Stated exercise:
Show every line that has the string "this" in it.

Materials provided:

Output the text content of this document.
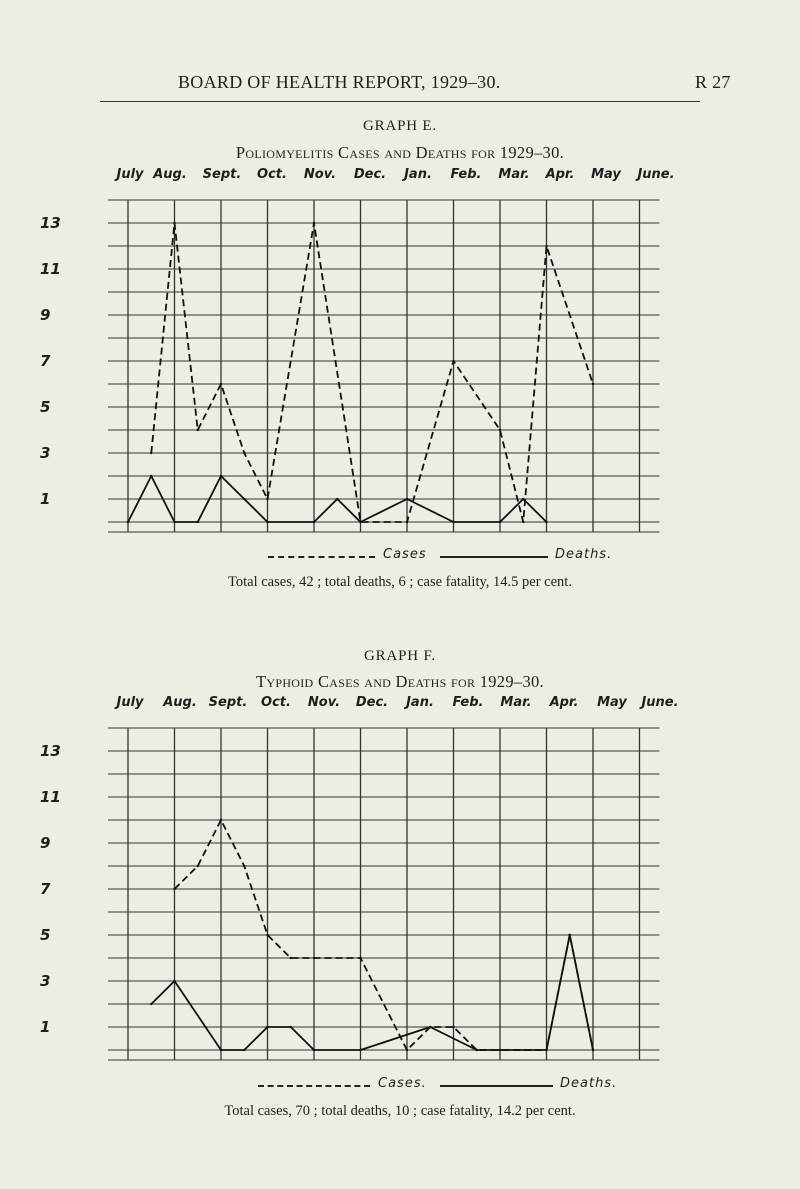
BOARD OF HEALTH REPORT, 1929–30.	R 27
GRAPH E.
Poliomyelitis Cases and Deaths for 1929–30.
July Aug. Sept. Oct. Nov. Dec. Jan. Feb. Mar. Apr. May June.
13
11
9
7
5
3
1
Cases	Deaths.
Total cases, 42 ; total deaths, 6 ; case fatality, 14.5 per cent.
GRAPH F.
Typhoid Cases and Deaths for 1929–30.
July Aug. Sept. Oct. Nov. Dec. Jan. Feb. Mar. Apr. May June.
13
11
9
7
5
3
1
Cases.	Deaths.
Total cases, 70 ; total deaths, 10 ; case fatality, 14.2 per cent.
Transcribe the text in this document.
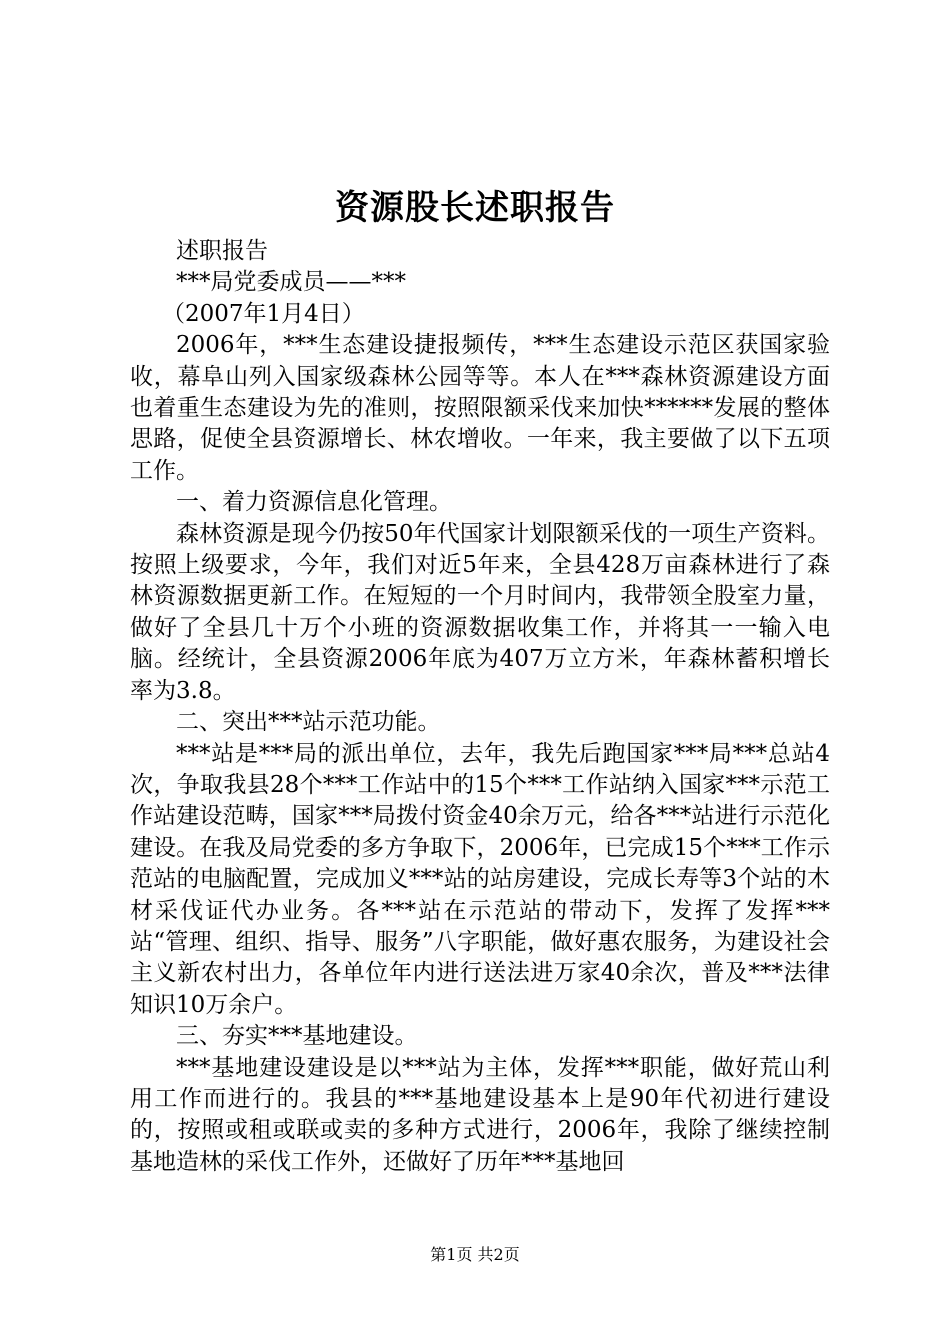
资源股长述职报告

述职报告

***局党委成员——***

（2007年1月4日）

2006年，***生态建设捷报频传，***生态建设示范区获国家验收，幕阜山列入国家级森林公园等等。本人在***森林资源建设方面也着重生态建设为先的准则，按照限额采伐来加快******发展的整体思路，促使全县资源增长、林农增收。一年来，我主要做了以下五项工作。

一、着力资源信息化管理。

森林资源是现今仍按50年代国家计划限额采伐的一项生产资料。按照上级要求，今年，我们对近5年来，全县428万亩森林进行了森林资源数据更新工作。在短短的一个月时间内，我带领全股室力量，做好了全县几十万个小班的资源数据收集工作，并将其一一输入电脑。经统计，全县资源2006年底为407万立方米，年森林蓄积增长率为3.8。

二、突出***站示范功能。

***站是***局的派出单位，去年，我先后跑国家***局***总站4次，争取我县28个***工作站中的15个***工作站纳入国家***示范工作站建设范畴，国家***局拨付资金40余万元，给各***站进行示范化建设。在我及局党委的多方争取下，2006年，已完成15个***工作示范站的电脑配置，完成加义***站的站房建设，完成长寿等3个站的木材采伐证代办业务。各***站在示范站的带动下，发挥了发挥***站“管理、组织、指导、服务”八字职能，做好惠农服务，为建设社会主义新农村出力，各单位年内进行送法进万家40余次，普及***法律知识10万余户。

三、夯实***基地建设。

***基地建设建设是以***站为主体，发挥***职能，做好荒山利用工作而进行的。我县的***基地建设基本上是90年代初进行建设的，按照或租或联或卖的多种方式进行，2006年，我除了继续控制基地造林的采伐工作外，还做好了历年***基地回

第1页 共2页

Written solution:
Output the text content of this document.
Transcribe the text in this document.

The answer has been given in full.